======== SUPPLIED INFORMATION

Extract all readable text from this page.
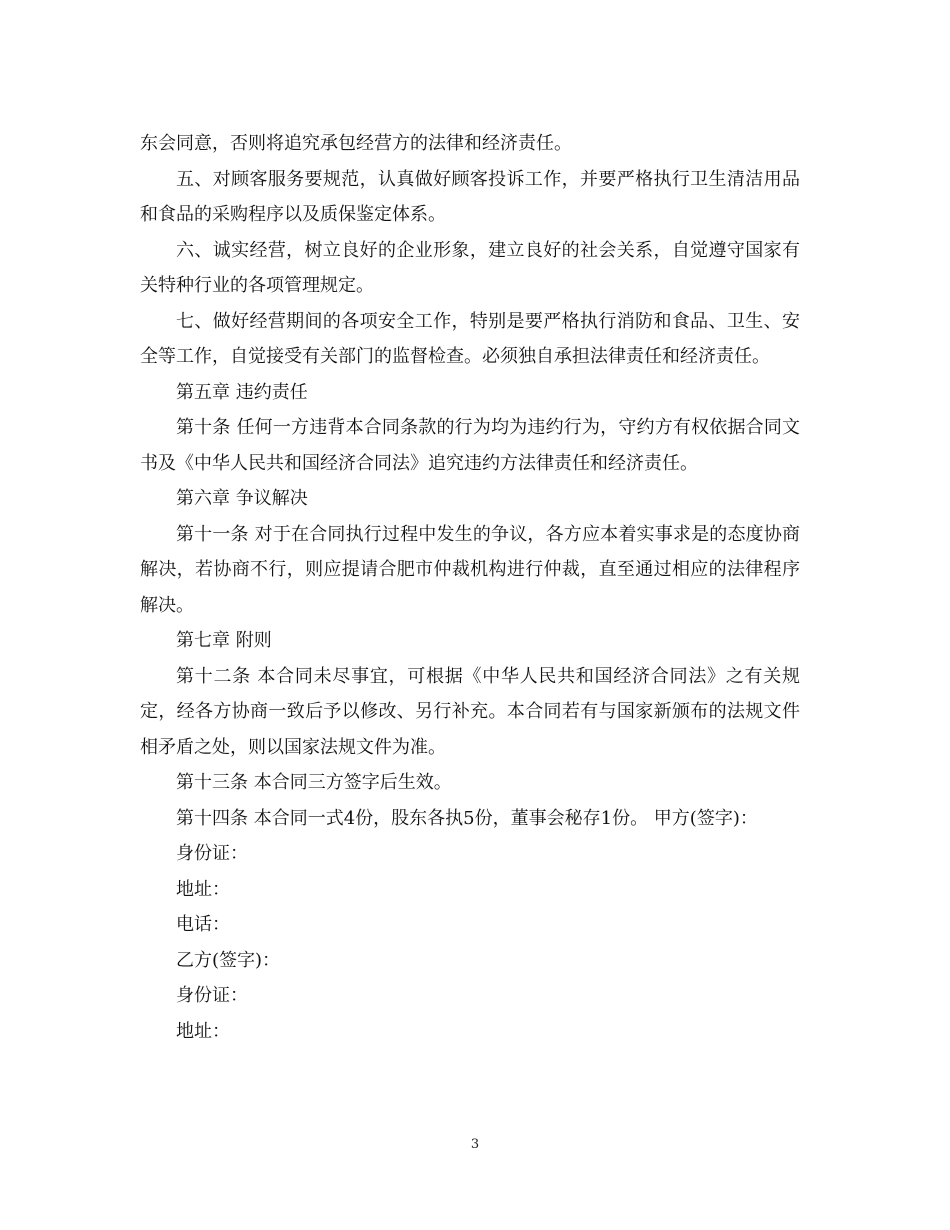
东会同意，否则将追究承包经营方的法律和经济责任。

五、对顾客服务要规范，认真做好顾客投诉工作，并要严格执行卫生清洁用品和食品的采购程序以及质保鉴定体系。

六、诚实经营，树立良好的企业形象，建立良好的社会关系，自觉遵守国家有关特种行业的各项管理规定。

七、做好经营期间的各项安全工作，特别是要严格执行消防和食品、卫生、安全等工作，自觉接受有关部门的监督检查。必须独自承担法律责任和经济责任。

第五章 违约责任

第十条 任何一方违背本合同条款的行为均为违约行为，守约方有权依据合同文书及《中华人民共和国经济合同法》追究违约方法律责任和经济责任。

第六章 争议解决

第十一条 对于在合同执行过程中发生的争议，各方应本着实事求是的态度协商解决，若协商不行，则应提请合肥市仲裁机构进行仲裁，直至通过相应的法律程序解决。

第七章 附则

第十二条 本合同未尽事宜，可根据《中华人民共和国经济合同法》之有关规定，经各方协商一致后予以修改、另行补充。本合同若有与国家新颁布的法规文件相矛盾之处，则以国家法规文件为准。

第十三条 本合同三方签字后生效。

第十四条 本合同一式4份，股东各执5份，董事会秘存1份。 甲方(签字)：

身份证：

地址：

电话：

乙方(签字)：

身份证：

地址：

3
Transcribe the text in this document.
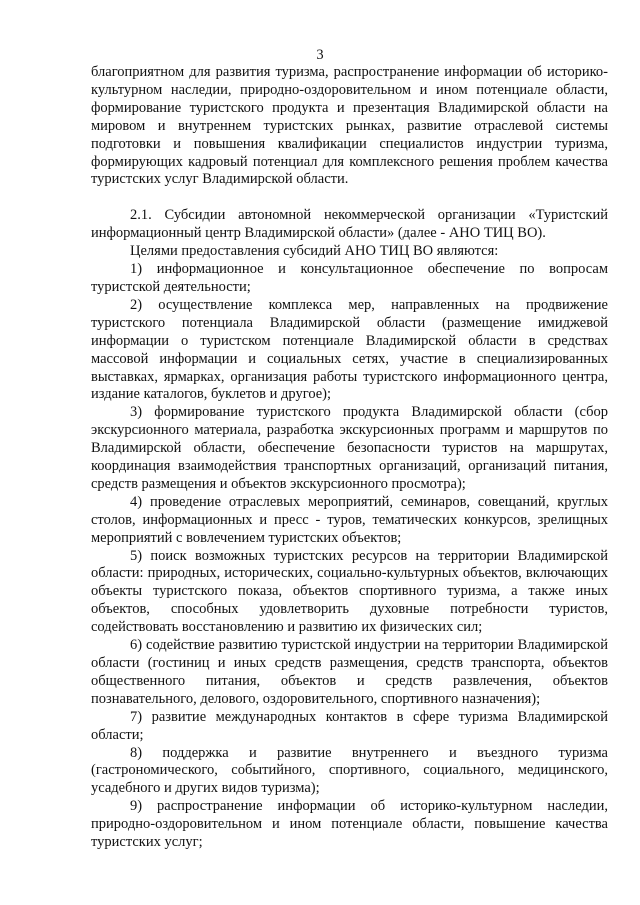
3

благоприятном для развития туризма, распространение информации об историко-культурном наследии, природно-оздоровительном и ином потенциале области, формирование туристского продукта и презентация Владимирской области на мировом и внутреннем туристских рынках, развитие отраслевой системы подготовки и повышения квалификации специалистов индустрии туризма, формирующих кадровый потенциал для комплексного решения проблем качества туристских услуг Владимирской области.

2.1. Субсидии автономной некоммерческой организации «Туристский информационный центр Владимирской области» (далее - АНО ТИЦ ВО).

Целями предоставления субсидий АНО ТИЦ ВО являются:

1) информационное и консультационное обеспечение по вопросам туристской деятельности;

2) осуществление комплекса мер, направленных на продвижение туристского потенциала Владимирской области (размещение имиджевой информации о туристском потенциале Владимирской области в средствах массовой информации и социальных сетях, участие в специализированных выставках, ярмарках, организация работы туристского информационного центра, издание каталогов, буклетов и другое);

3) формирование туристского продукта Владимирской области (сбор экскурсионного материала, разработка экскурсионных программ и маршрутов по Владимирской области, обеспечение безопасности туристов на маршрутах, координация взаимодействия транспортных организаций, организаций питания, средств размещения и объектов экскурсионного просмотра);

4) проведение отраслевых мероприятий, семинаров, совещаний, круглых столов, информационных и пресс - туров, тематических конкурсов, зрелищных мероприятий с вовлечением туристских объектов;

5) поиск возможных туристских ресурсов на территории Владимирской области: природных, исторических, социально-культурных объектов, включающих объекты туристского показа, объектов спортивного туризма, а также иных объектов, способных удовлетворить духовные потребности туристов, содействовать восстановлению и развитию их физических сил;

6) содействие развитию туристской индустрии на территории Владимирской области (гостиниц и иных средств размещения, средств транспорта, объектов общественного питания, объектов и средств развлечения, объектов познавательного, делового, оздоровительного, спортивного назначения);

7) развитие международных контактов в сфере туризма Владимирской области;

8) поддержка и развитие внутреннего и въездного туризма (гастрономического, событийного, спортивного, социального, медицинского, усадебного и других видов туризма);

9) распространение информации об историко-культурном наследии, природно-оздоровительном и ином потенциале области, повышение качества туристских услуг;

================

TASK GOAL »
Without including any pictures, output all the entries above exactly.

EXPECTED ANSWER »
Extract all readable text from this page.
东会同意，否则将追究承包经营方的法律和经济责任。

五、对顾客服务要规范，认真做好顾客投诉工作，并要严格执行卫生清洁用品和食品的采购程序以及质保鉴定体系。

六、诚实经营，树立良好的企业形象，建立良好的社会关系，自觉遵守国家有关特种行业的各项管理规定。

七、做好经营期间的各项安全工作，特别是要严格执行消防和食品、卫生、安全等工作，自觉接受有关部门的监督检查。必须独自承担法律责任和经济责任。

第五章 违约责任

第十条 任何一方违背本合同条款的行为均为违约行为，守约方有权依据合同文书及《中华人民共和国经济合同法》追究违约方法律责任和经济责任。

第六章 争议解决

第十一条 对于在合同执行过程中发生的争议，各方应本着实事求是的态度协商解决，若协商不行，则应提请合肥市仲裁机构进行仲裁，直至通过相应的法律程序解决。

第七章 附则

第十二条 本合同未尽事宜，可根据《中华人民共和国经济合同法》之有关规定，经各方协商一致后予以修改、另行补充。本合同若有与国家新颁布的法规文件相矛盾之处，则以国家法规文件为准。

第十三条 本合同三方签字后生效。

第十四条 本合同一式4份，股东各执5份，董事会秘存1份。 甲方(签字)：

身份证：

地址：

电话：

乙方(签字)：

身份证：

地址：

3
Transcribe the text in this document.
3

благоприятном для развития туризма, распространение информации об историко-культурном наследии, природно-оздоровительном и ином потенциале области, формирование туристского продукта и презентация Владимирской области на мировом и внутреннем туристских рынках, развитие отраслевой системы подготовки и повышения квалификации специалистов индустрии туризма, формирующих кадровый потенциал для комплексного решения проблем качества туристских услуг Владимирской области.

2.1. Субсидии автономной некоммерческой организации «Туристский информационный центр Владимирской области» (далее - АНО ТИЦ ВО).

Целями предоставления субсидий АНО ТИЦ ВО являются:

1) информационное и консультационное обеспечение по вопросам туристской деятельности;

2) осуществление комплекса мер, направленных на продвижение туристского потенциала Владимирской области (размещение имиджевой информации о туристском потенциале Владимирской области в средствах массовой информации и социальных сетях, участие в специализированных выставках, ярмарках, организация работы туристского информационного центра, издание каталогов, буклетов и другое);

3) формирование туристского продукта Владимирской области (сбор экскурсионного материала, разработка экскурсионных программ и маршрутов по Владимирской области, обеспечение безопасности туристов на маршрутах, координация взаимодействия транспортных организаций, организаций питания, средств размещения и объектов экскурсионного просмотра);

4) проведение отраслевых мероприятий, семинаров, совещаний, круглых столов, информационных и пресс - туров, тематических конкурсов, зрелищных мероприятий с вовлечением туристских объектов;

5) поиск возможных туристских ресурсов на территории Владимирской области: природных, исторических, социально-культурных объектов, включающих объекты туристского показа, объектов спортивного туризма, а также иных объектов, способных удовлетворить духовные потребности туристов, содействовать восстановлению и развитию их физических сил;

6) содействие развитию туристской индустрии на территории Владимирской области (гостиниц и иных средств размещения, средств транспорта, объектов общественного питания, объектов и средств развлечения, объектов познавательного, делового, оздоровительного, спортивного назначения);

7) развитие международных контактов в сфере туризма Владимирской области;

8) поддержка и развитие внутреннего и въездного туризма (гастрономического, событийного, спортивного, социального, медицинского, усадебного и других видов туризма);

9) распространение информации об историко-культурном наследии, природно-оздоровительном и ином потенциале области, повышение качества туристских услуг;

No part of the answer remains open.